• _WRITTEN PROBLEM_
Leave out the pictures and copy each record below exactly.

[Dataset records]
********************
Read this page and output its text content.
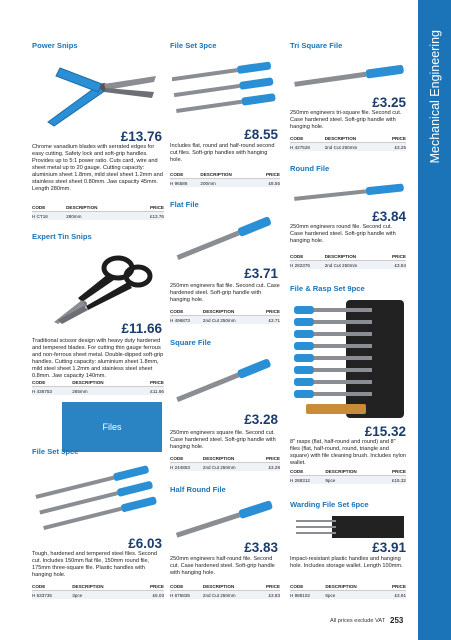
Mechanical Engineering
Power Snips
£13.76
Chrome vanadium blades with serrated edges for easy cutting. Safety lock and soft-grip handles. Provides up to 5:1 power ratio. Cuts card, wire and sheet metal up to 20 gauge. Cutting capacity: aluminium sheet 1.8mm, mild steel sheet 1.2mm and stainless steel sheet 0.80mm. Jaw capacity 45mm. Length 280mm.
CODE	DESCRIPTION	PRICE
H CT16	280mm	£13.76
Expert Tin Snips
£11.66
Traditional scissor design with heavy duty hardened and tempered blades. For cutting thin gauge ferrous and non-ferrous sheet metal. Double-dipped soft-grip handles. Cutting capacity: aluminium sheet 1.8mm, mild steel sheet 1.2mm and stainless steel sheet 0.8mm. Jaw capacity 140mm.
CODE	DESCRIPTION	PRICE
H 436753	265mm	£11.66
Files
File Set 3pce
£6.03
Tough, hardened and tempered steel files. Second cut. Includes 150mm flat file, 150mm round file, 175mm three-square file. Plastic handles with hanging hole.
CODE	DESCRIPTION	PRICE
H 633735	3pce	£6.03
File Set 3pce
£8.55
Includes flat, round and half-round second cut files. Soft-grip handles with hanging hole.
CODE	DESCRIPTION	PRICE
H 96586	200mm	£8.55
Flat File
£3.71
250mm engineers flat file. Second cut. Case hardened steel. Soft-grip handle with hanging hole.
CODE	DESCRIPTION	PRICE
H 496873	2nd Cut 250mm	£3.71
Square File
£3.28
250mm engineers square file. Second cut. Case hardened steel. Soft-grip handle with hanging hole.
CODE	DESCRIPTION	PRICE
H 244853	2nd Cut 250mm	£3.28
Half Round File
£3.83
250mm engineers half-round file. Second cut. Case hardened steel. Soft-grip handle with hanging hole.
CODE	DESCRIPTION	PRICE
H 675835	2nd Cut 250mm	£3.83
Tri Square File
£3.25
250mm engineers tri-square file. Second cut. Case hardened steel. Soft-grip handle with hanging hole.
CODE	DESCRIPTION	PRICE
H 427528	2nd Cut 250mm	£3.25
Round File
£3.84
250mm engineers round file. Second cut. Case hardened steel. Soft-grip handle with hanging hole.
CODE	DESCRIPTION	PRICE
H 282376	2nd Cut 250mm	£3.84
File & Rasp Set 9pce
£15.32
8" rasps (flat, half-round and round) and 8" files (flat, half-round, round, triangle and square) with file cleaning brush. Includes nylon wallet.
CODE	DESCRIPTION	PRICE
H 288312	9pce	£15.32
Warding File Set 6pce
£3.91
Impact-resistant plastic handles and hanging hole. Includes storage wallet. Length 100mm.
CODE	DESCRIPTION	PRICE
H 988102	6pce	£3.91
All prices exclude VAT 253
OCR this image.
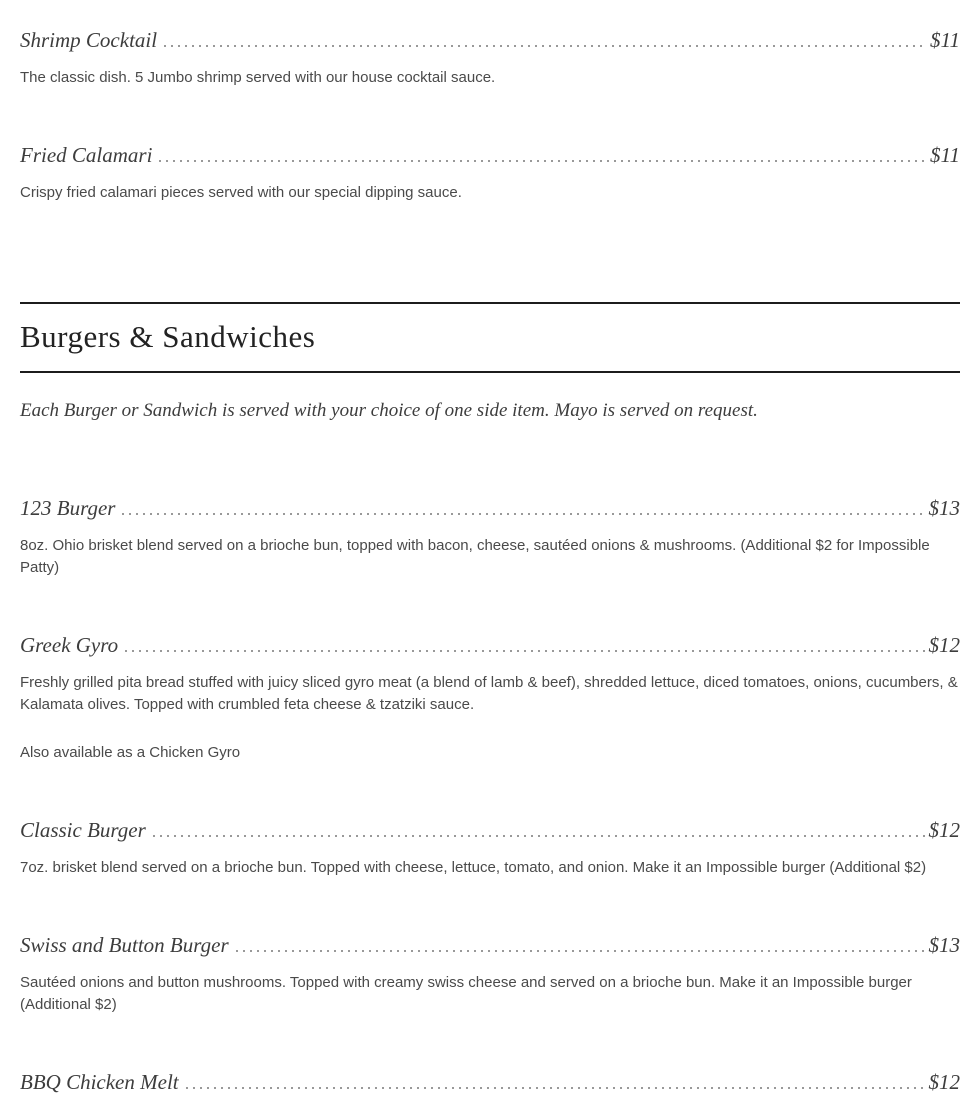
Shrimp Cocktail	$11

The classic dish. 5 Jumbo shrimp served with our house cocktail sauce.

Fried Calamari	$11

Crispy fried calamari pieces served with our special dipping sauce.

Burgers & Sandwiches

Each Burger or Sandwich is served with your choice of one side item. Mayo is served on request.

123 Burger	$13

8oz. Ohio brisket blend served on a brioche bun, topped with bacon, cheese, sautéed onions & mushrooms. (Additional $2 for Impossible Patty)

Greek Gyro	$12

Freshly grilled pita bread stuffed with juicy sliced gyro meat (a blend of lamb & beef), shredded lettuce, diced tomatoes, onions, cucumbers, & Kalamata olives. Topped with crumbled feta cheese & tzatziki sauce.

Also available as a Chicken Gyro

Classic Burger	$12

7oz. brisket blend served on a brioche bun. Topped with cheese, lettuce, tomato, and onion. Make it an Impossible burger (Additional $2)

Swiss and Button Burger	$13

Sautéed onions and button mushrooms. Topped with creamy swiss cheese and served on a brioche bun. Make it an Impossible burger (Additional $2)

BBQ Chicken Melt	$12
********************
• _CORRECT OUTPUT_
Read this page and output its text content.
Mechanical Engineering
Power Snips
£13.76
Chrome vanadium blades with serrated edges for easy cutting. Safety lock and soft-grip handles. Provides up to 5:1 power ratio. Cuts card, wire and sheet metal up to 20 gauge. Cutting capacity: aluminium sheet 1.8mm, mild steel sheet 1.2mm and stainless steel sheet 0.80mm. Jaw capacity 45mm. Length 280mm.
CODE	DESCRIPTION	PRICE
H CT16	280mm	£13.76
Expert Tin Snips
£11.66
Traditional scissor design with heavy duty hardened and tempered blades. For cutting thin gauge ferrous and non-ferrous sheet metal. Double-dipped soft-grip handles. Cutting capacity: aluminium sheet 1.8mm, mild steel sheet 1.2mm and stainless steel sheet 0.8mm. Jaw capacity 140mm.
CODE	DESCRIPTION	PRICE
H 436753	265mm	£11.66
Files
File Set 3pce
£6.03
Tough, hardened and tempered steel files. Second cut. Includes 150mm flat file, 150mm round file, 175mm three-square file. Plastic handles with hanging hole.
CODE	DESCRIPTION	PRICE
H 633735	3pce	£6.03
File Set 3pce
£8.55
Includes flat, round and half-round second cut files. Soft-grip handles with hanging hole.
CODE	DESCRIPTION	PRICE
H 96586	200mm	£8.55
Flat File
£3.71
250mm engineers flat file. Second cut. Case hardened steel. Soft-grip handle with hanging hole.
CODE	DESCRIPTION	PRICE
H 496873	2nd Cut 250mm	£3.71
Square File
£3.28
250mm engineers square file. Second cut. Case hardened steel. Soft-grip handle with hanging hole.
CODE	DESCRIPTION	PRICE
H 244853	2nd Cut 250mm	£3.28
Half Round File
£3.83
250mm engineers half-round file. Second cut. Case hardened steel. Soft-grip handle with hanging hole.
CODE	DESCRIPTION	PRICE
H 675835	2nd Cut 250mm	£3.83
Tri Square File
£3.25
250mm engineers tri-square file. Second cut. Case hardened steel. Soft-grip handle with hanging hole.
CODE	DESCRIPTION	PRICE
H 427528	2nd Cut 250mm	£3.25
Round File
£3.84
250mm engineers round file. Second cut. Case hardened steel. Soft-grip handle with hanging hole.
CODE	DESCRIPTION	PRICE
H 282376	2nd Cut 250mm	£3.84
File & Rasp Set 9pce
£15.32
8" rasps (flat, half-round and round) and 8" files (flat, half-round, round, triangle and square) with file cleaning brush. Includes nylon wallet.
CODE	DESCRIPTION	PRICE
H 288312	9pce	£15.32
Warding File Set 6pce
£3.91
Impact-resistant plastic handles and hanging hole. Includes storage wallet. Length 100mm.
CODE	DESCRIPTION	PRICE
H 988102	6pce	£3.91
All prices exclude VAT 253
OCR this image.
Shrimp Cocktail	$11

The classic dish. 5 Jumbo shrimp served with our house cocktail sauce.

Fried Calamari	$11

Crispy fried calamari pieces served with our special dipping sauce.

Burgers & Sandwiches

Each Burger or Sandwich is served with your choice of one side item. Mayo is served on request.

123 Burger	$13

8oz. Ohio brisket blend served on a brioche bun, topped with bacon, cheese, sautéed onions & mushrooms. (Additional $2 for Impossible Patty)

Greek Gyro	$12

Freshly grilled pita bread stuffed with juicy sliced gyro meat (a blend of lamb & beef), shredded lettuce, diced tomatoes, onions, cucumbers, & Kalamata olives. Topped with crumbled feta cheese & tzatziki sauce.

Also available as a Chicken Gyro

Classic Burger	$12

7oz. brisket blend served on a brioche bun. Topped with cheese, lettuce, tomato, and onion. Make it an Impossible burger (Additional $2)

Swiss and Button Burger	$13

Sautéed onions and button mushrooms. Topped with creamy swiss cheese and served on a brioche bun. Make it an Impossible burger (Additional $2)

BBQ Chicken Melt	$12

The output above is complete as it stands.